Stated exercise 1: In the Nissan Sunny forum thread, what power output does the GA15DS engine produce?
Stated exercise 2: Carry the Nissan Sunny forum thread forward from its last sentence.

Reading passage:
┄┄┄┄┄┄┄┄┄┄┄┄┄┄┄┄┄┄┄┄
# the 1990 - 1993 Nissan Sunny



## sira (Jan 28, 2008)

Hi Guys
I’m from Sri Lanka and i have Nissan FB 13 1992 model.we call it Nissan Sunny FB13. bellow details I got form wikki page

GA15DS
The GA15DS is a 1.5 L (1497 cc) 16V DOHC engine with a carburetor. It produces 94 hp (70 kW) @6000 rpm and 126 N•m (93 ft•lbf) @3600 rpm. It was used in the 1990 - 1993 Nissan Sunny, 1990 - 1993 Nissan Pulsar, 1990 - 1994 Nissan NX Coupe (JDM), 1990 - 1997 Nissan Wingroad & AD van.

My car got a carburetor and it controlled by ECU unit. How ever as I feel the carburetor is not performing good. See the following issue

1.On idle, the engine speed get changed. I can see ECU light blink 

2.When I switch on the head lamp , or rear defroster the engine speed will not be changed. But I checked the solenoid and I can hear the click sound when I on the head lamp. but not speed will increased 

3.How the secondary throttle will be opened?

Can some body help me to fix this please? Any body having the manual for this model will be really appreciate

Thanks
Sira


----------



## dreamteam (Jul 29, 2005)

Hi Sira, Let's start with the idle problem.
I think you should check the oxygen sensor. This would be located in the exhaust manifold and would have a green or brown wire running to it. The wire may also be orange. Check to see that the wire is making contact with the sensor. There should be a small spade plug on the wire near the sensor.
┄┄┄┄┄┄┄┄┄┄┄┄┄┄┄┄┄┄┄┄
Source material:
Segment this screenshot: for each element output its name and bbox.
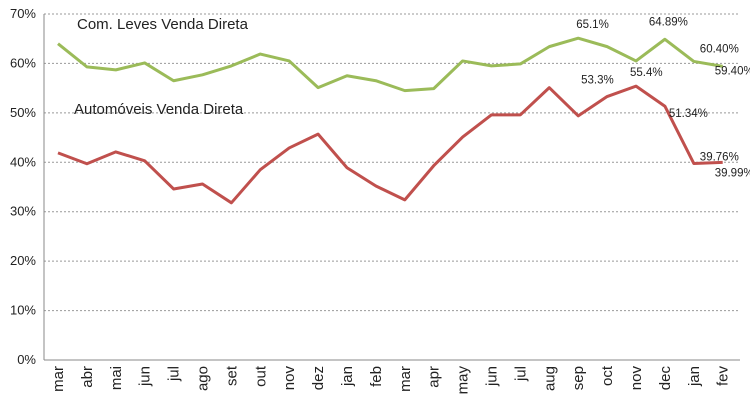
┄┄┄┄┄┄┄┄┄┄┄┄┄┄┄┄┄┄┄┄
Exercise response 1: 94 hp (70 kW) at 6000 rpm.

Exercise response 2:
Be carefull on this next move, keep your hands away from moving parts.
With the engine running, reach down and unplug the wire that goes to the sensor.
When you do this, the engine idle should change. If it does not,you may need to get a new oxygen sensor.
Secondly, let's talk about the computer. It should be located under the passenger seat. If it is not there, locate it and let us know where it is.
When you find it, look for a small blinking light. That light will tell you what code the computer has stored. Let us know........mike k.


----------



## sira (Jan 28, 2008)

Thaks for your advice. i have downloaded the nissan sintra b13 manual and according to that i chaecked the O2 sensor. it is working ok. how can i find FB 13 sunny service manal

Sira


----------



## dreamteam (Jul 29, 2005)

Try the Google search engine.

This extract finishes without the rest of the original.